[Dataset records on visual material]
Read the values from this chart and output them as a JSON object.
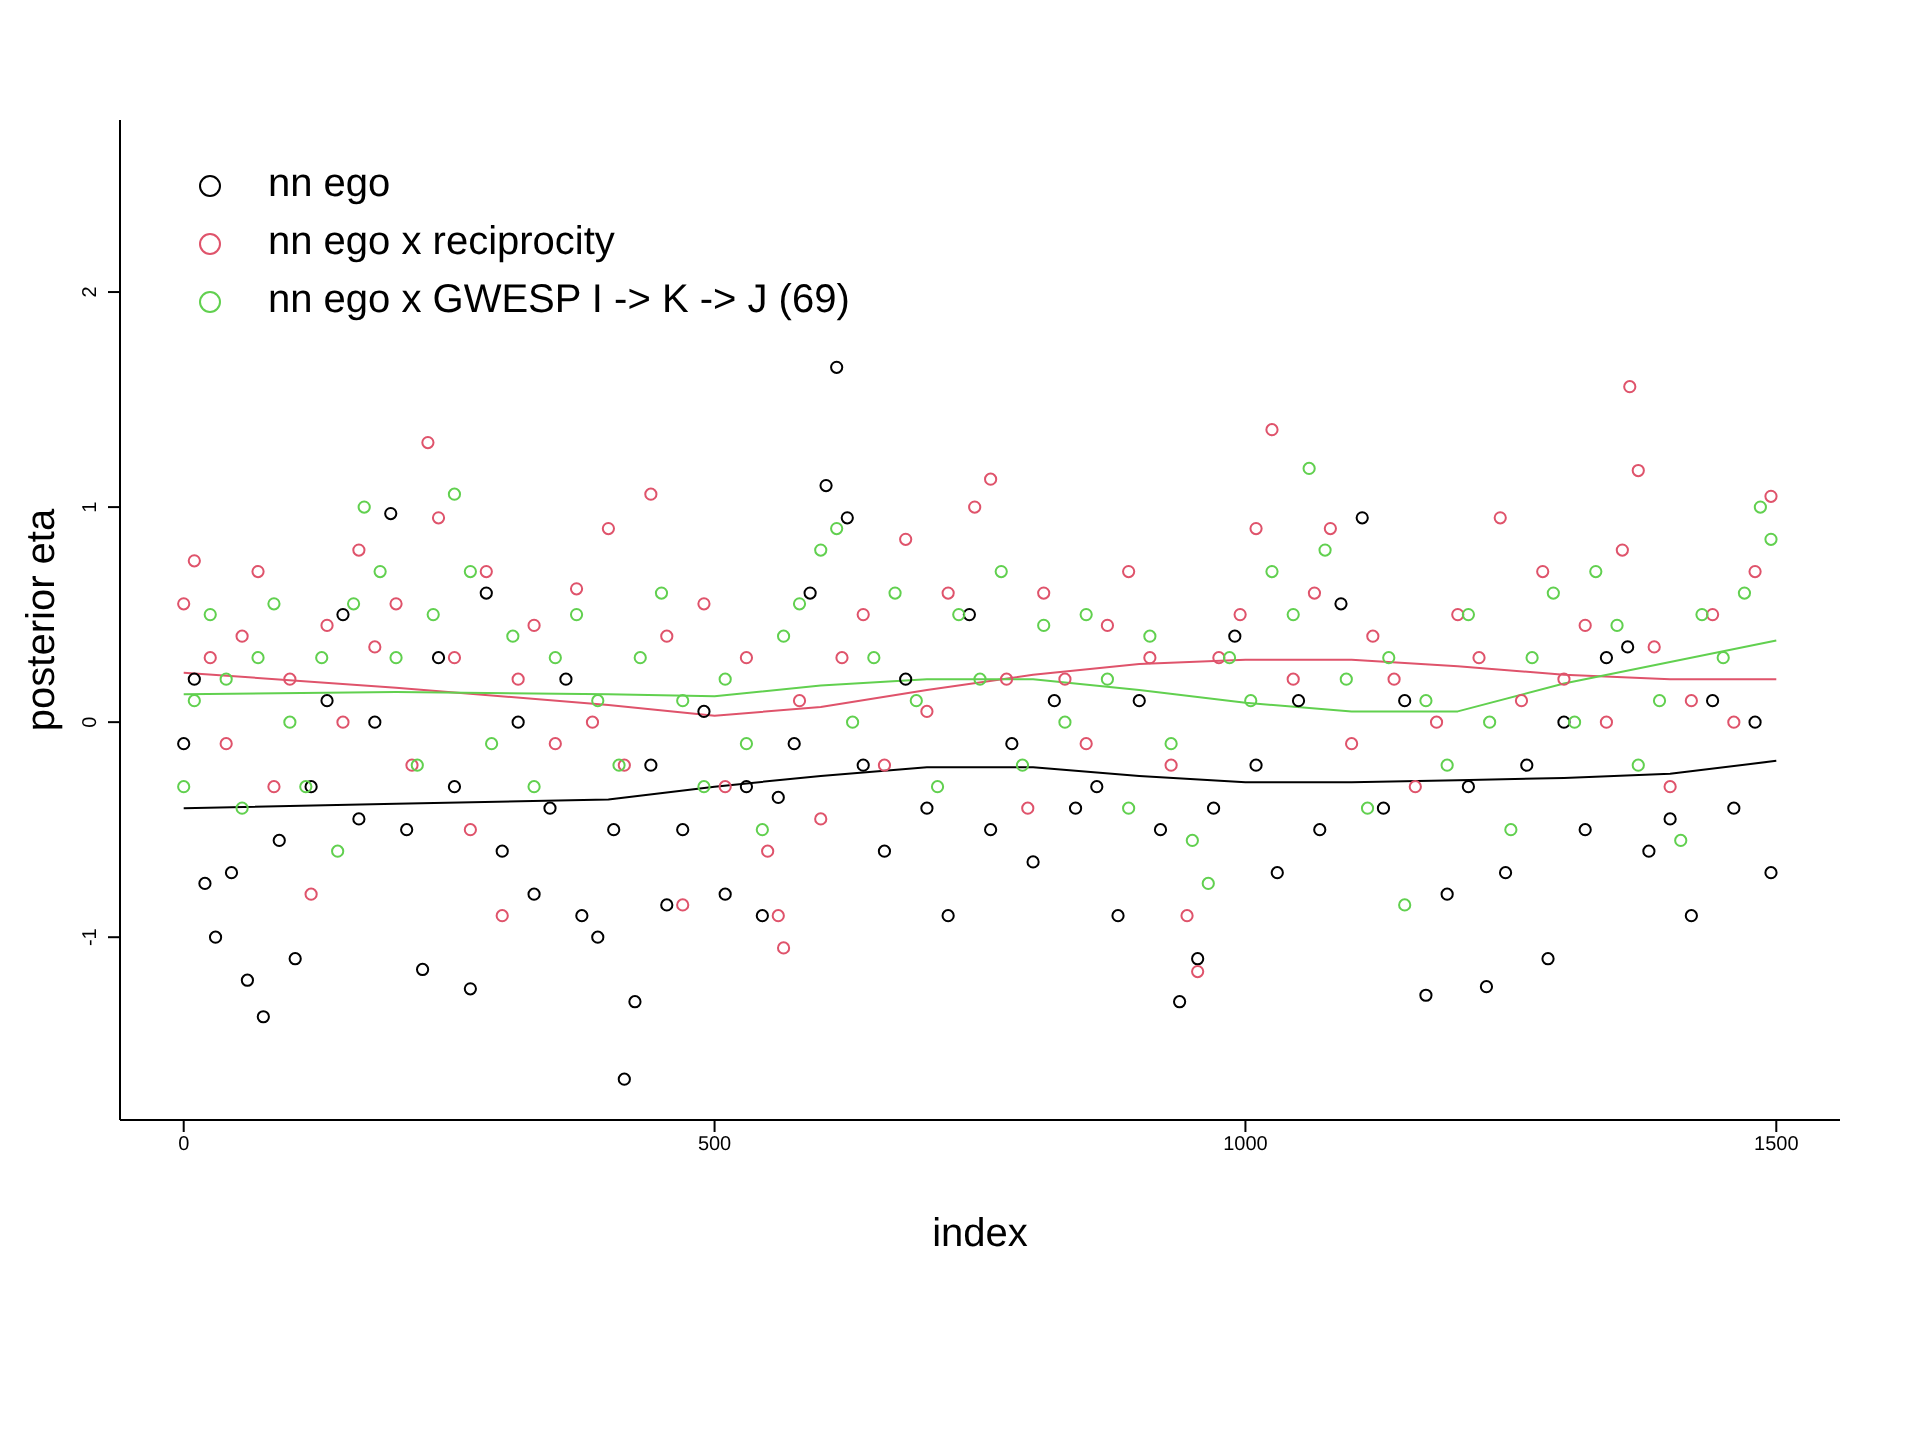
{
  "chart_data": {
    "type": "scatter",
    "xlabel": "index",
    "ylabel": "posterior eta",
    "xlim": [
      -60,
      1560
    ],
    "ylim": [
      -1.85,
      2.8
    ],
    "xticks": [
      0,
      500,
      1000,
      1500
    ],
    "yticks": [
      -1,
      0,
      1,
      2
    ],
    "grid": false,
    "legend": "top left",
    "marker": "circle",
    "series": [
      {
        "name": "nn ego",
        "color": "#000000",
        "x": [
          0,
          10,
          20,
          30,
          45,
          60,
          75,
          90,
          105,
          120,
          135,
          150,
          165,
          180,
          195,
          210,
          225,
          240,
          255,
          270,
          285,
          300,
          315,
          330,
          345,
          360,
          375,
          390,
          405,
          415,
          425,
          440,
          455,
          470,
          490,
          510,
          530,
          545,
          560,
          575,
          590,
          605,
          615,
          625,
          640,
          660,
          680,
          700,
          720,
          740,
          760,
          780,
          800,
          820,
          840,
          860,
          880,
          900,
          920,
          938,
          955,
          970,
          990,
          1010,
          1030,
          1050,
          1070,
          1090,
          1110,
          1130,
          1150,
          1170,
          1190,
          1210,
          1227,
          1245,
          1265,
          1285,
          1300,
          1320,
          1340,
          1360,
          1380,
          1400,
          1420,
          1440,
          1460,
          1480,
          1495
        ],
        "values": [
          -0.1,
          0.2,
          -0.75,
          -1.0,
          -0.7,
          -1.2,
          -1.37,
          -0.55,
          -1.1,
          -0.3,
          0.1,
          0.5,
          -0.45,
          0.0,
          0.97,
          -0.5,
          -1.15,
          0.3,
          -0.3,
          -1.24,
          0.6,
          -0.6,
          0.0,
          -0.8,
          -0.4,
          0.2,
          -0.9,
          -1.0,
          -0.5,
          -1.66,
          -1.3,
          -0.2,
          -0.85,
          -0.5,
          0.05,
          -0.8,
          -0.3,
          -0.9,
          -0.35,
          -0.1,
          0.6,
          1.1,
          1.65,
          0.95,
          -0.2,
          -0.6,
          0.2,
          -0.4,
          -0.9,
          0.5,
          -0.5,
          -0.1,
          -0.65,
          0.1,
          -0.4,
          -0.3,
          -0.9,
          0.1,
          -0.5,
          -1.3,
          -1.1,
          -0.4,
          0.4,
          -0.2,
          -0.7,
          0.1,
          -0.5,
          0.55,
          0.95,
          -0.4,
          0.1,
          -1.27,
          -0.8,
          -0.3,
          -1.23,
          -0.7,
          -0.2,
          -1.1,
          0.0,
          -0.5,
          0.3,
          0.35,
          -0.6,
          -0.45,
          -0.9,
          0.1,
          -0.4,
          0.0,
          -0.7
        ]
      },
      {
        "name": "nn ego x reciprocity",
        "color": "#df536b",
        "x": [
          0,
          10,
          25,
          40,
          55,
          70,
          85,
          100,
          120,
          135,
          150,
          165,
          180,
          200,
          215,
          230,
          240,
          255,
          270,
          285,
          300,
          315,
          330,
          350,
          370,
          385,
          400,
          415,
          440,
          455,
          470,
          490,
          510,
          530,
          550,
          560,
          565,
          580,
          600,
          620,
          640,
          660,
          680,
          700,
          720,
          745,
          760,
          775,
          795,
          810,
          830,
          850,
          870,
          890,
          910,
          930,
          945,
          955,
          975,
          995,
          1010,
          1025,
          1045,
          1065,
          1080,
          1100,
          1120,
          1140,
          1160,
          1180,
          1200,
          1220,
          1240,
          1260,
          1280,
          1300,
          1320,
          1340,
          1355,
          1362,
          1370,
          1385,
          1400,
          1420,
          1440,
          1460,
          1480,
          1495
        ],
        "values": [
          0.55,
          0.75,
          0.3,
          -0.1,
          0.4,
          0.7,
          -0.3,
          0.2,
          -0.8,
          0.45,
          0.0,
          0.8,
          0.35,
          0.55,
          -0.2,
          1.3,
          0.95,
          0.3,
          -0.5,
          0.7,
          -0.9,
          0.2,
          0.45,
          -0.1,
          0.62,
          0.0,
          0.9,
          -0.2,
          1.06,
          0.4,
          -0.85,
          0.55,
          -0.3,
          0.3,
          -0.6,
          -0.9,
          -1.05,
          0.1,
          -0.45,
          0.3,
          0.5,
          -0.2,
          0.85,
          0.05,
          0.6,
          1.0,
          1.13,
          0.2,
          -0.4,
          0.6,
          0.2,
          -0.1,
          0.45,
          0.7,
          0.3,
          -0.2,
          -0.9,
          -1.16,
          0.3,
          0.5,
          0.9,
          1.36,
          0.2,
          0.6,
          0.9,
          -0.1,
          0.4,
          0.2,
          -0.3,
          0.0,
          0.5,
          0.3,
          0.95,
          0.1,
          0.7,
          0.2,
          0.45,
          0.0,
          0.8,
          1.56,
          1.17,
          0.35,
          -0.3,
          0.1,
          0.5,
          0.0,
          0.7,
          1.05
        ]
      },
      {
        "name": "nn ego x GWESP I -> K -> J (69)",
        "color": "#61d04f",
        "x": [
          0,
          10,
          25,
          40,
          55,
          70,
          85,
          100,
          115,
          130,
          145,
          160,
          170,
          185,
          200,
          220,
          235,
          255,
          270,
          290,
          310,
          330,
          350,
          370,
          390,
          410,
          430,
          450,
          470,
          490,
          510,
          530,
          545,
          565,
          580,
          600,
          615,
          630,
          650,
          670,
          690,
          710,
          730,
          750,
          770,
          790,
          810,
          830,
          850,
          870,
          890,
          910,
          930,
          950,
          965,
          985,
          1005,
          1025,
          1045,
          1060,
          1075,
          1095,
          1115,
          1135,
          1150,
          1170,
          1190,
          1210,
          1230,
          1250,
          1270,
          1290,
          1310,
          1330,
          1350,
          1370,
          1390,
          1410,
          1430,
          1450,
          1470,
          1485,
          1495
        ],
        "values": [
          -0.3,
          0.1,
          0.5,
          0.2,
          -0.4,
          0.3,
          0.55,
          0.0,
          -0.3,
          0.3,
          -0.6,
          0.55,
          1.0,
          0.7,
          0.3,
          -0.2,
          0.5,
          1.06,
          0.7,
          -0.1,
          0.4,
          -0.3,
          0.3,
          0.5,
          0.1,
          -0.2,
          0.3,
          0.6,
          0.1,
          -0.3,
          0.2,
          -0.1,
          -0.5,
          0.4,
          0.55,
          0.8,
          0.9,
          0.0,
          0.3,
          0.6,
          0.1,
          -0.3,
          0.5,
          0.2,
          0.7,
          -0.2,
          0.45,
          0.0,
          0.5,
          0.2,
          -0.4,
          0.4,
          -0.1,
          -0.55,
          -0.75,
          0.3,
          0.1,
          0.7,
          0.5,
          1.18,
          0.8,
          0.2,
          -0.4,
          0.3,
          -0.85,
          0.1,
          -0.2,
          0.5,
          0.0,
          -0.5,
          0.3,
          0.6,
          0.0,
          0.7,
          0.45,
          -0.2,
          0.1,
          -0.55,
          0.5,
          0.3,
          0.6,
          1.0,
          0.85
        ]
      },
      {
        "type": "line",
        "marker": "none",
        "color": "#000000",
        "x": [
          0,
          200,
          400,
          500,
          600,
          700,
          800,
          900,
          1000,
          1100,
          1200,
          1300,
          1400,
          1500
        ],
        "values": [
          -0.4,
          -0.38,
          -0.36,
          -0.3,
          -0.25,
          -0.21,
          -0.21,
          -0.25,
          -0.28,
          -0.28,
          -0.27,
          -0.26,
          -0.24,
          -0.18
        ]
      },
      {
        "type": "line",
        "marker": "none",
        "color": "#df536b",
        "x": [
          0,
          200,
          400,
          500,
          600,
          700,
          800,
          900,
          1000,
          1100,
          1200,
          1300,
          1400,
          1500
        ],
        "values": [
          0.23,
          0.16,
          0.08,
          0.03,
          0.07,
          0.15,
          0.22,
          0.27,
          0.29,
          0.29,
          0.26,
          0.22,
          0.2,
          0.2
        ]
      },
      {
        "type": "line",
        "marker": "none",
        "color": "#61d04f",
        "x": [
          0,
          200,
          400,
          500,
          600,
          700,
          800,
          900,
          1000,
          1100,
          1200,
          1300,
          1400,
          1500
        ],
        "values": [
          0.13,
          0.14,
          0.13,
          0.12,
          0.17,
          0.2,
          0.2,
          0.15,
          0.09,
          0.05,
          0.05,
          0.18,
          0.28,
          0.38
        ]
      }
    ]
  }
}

Work to do
Scan the lines for the string "name". Pick out every line that has it.

Exercise response
        "name": "nn ego",
        "name": "nn ego x reciprocity",
        "name": "nn ego x GWESP I -> K -> J (69)",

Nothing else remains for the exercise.